Exercise details: Find and return each line containing "dark".

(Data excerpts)

━━━━━━━━━━━━━━━━━━━━━━━━━━━━━━

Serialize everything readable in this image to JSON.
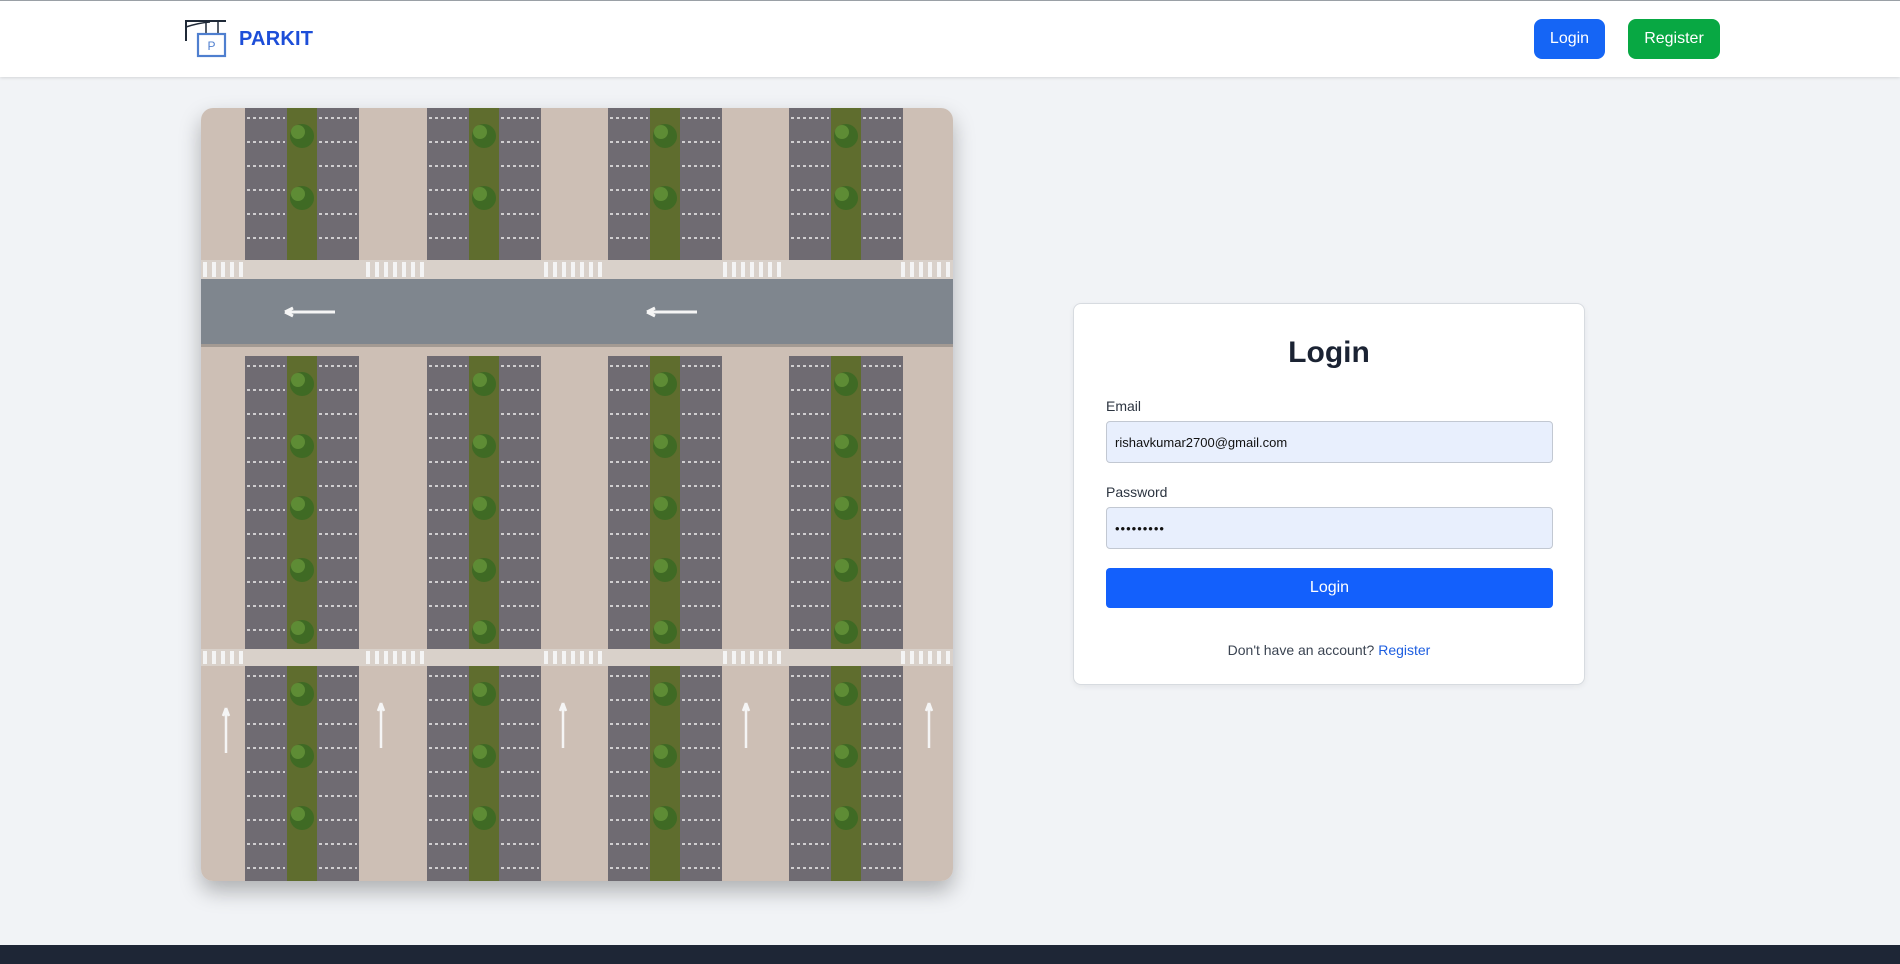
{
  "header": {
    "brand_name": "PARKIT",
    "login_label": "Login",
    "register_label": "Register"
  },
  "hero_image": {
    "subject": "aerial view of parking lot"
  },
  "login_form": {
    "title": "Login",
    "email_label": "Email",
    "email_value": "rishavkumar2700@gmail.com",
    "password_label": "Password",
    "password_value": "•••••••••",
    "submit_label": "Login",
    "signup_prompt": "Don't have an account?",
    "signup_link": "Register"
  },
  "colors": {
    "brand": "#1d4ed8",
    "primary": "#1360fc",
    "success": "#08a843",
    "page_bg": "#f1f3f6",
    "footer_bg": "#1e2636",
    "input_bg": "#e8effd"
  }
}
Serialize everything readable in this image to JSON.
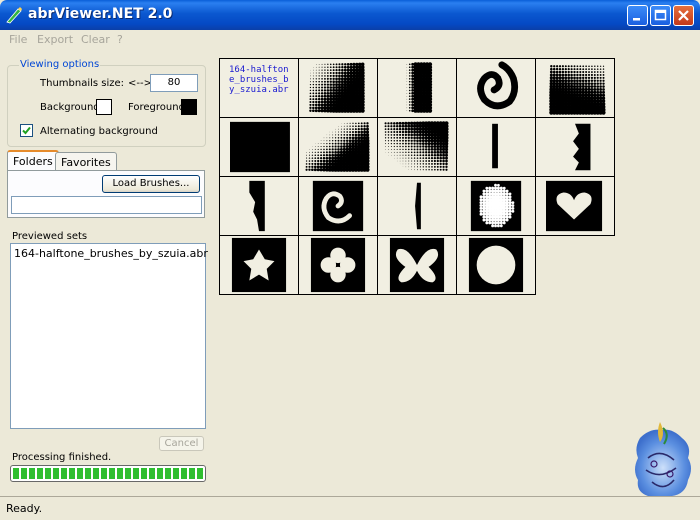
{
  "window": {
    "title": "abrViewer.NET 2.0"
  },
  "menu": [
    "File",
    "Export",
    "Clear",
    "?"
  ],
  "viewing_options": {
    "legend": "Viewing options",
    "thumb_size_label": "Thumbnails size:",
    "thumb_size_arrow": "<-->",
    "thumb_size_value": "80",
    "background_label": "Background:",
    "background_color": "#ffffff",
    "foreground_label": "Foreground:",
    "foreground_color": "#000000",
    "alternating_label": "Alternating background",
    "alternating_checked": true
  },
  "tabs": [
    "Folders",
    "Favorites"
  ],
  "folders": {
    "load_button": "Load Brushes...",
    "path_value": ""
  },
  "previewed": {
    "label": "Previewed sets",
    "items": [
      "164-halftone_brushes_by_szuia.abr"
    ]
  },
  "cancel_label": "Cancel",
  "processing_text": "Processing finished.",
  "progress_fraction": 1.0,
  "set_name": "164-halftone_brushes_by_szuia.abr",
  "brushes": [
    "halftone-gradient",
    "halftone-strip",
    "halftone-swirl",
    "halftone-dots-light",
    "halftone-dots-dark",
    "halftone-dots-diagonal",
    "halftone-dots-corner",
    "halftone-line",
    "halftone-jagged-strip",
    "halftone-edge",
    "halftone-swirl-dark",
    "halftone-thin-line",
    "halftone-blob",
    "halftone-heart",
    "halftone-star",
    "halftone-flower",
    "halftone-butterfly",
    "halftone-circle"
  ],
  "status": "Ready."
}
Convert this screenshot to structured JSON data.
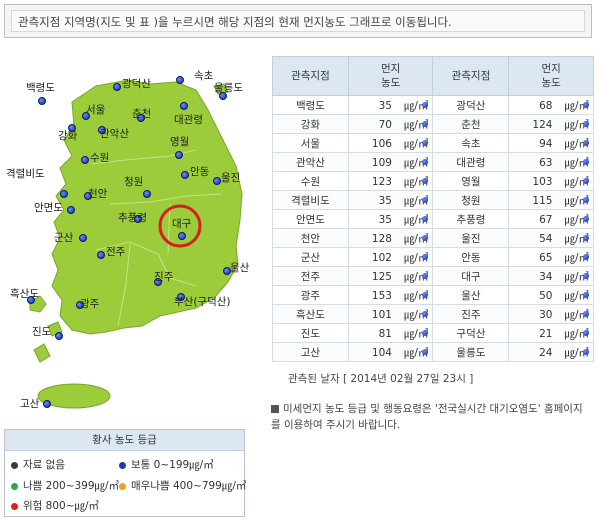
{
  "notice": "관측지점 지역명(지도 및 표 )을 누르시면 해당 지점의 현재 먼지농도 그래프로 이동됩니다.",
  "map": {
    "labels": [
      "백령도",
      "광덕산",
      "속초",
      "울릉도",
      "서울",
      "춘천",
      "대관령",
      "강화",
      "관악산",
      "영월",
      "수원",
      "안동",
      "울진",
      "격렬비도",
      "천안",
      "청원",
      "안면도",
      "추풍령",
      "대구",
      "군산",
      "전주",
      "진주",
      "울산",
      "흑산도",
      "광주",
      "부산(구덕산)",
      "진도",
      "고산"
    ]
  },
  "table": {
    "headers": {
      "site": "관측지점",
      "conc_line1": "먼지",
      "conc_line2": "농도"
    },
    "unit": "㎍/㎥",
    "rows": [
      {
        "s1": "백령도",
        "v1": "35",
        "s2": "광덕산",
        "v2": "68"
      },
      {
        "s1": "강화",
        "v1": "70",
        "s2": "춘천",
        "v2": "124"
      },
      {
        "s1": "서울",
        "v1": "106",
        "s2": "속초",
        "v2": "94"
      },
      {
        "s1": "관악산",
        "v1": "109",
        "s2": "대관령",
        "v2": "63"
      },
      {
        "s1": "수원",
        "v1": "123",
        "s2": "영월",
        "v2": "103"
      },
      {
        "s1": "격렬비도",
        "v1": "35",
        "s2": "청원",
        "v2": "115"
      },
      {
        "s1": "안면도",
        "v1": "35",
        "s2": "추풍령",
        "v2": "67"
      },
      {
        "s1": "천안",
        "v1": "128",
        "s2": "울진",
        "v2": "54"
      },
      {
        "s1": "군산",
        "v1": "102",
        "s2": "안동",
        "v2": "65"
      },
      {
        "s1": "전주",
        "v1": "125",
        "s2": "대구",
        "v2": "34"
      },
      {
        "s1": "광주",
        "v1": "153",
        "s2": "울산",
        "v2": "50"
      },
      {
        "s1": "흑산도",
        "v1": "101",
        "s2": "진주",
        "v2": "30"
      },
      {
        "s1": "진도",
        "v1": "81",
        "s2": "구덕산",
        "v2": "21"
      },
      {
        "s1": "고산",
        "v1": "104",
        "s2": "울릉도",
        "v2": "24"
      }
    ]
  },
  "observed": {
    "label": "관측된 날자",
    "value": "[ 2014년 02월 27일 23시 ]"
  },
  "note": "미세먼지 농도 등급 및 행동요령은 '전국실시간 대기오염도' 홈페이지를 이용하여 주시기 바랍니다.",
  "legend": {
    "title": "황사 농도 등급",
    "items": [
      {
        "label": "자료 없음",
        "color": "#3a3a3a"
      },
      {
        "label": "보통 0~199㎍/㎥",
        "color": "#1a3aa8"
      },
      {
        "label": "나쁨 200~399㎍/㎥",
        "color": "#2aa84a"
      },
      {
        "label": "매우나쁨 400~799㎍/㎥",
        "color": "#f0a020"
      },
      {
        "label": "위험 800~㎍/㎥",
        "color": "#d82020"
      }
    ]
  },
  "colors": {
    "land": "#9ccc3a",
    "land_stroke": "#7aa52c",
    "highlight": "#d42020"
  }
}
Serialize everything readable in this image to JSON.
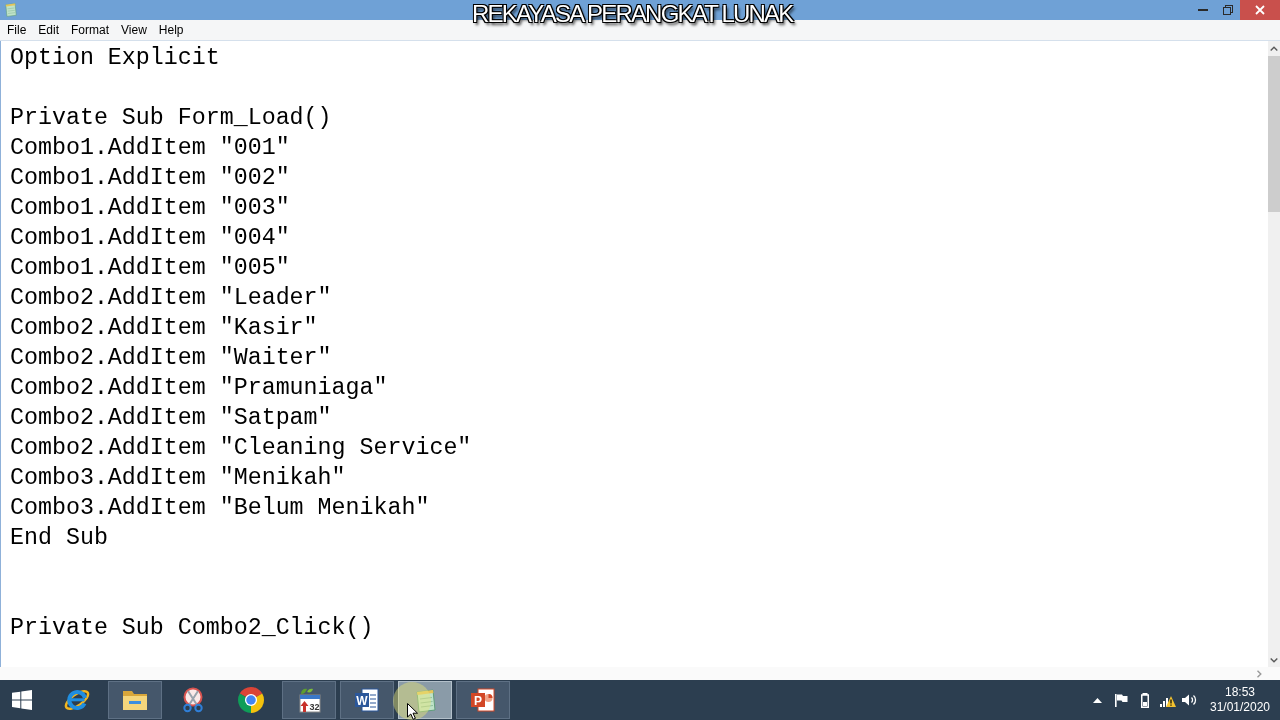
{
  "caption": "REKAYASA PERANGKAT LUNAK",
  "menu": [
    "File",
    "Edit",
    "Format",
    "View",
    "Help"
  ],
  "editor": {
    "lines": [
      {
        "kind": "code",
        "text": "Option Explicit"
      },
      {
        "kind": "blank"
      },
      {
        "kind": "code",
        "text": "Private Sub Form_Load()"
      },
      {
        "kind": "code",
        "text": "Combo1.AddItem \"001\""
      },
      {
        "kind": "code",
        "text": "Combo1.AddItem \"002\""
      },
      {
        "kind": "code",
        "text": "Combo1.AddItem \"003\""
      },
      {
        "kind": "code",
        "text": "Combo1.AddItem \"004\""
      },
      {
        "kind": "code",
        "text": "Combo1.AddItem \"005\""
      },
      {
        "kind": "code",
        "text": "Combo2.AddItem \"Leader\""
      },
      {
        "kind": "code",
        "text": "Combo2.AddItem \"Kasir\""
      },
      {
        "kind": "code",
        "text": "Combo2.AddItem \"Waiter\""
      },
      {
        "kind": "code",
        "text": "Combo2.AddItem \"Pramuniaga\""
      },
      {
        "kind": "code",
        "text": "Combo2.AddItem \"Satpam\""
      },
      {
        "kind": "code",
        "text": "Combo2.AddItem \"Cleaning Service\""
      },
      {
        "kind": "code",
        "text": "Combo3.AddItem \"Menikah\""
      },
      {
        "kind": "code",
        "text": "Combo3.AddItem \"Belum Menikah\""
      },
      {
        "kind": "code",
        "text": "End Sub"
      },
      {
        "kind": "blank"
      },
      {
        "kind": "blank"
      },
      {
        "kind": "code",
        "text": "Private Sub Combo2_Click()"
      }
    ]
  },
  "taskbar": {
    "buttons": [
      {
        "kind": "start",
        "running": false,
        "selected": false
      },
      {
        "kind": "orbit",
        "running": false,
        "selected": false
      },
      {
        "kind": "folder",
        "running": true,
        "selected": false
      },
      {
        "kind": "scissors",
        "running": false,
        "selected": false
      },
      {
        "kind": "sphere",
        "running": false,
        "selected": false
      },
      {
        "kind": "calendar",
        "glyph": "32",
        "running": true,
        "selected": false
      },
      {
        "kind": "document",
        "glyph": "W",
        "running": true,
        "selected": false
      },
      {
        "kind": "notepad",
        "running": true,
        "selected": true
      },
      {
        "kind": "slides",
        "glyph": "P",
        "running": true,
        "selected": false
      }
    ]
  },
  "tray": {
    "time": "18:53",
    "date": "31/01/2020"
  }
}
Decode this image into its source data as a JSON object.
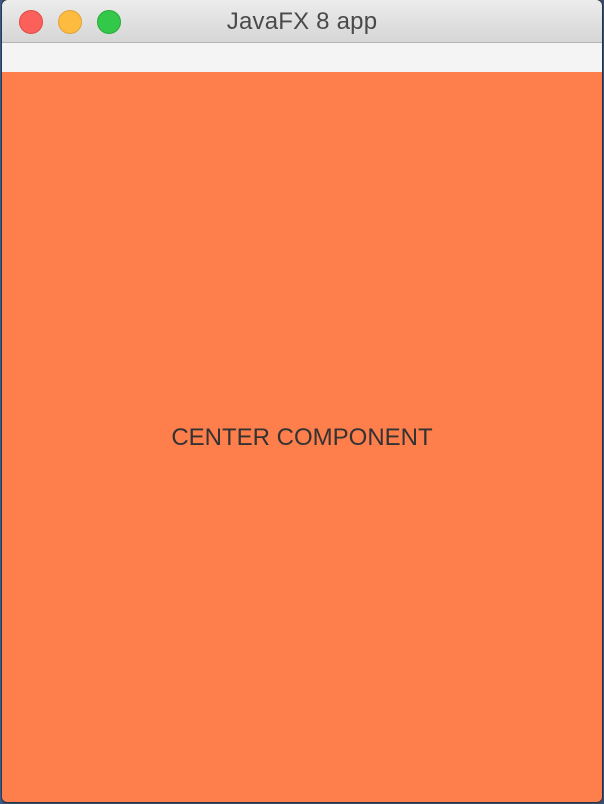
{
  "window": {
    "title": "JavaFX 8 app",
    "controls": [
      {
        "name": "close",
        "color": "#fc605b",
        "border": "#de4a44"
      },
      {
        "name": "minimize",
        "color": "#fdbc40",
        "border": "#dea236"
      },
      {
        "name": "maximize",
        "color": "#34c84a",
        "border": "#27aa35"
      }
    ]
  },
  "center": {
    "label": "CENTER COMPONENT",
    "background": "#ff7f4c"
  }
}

━━━━━━━━━━━━━━━━━━━━━━━━━━━━━━

Answer to the task:
    "halftone-dots-dark",
    "halftone-swirl-dark",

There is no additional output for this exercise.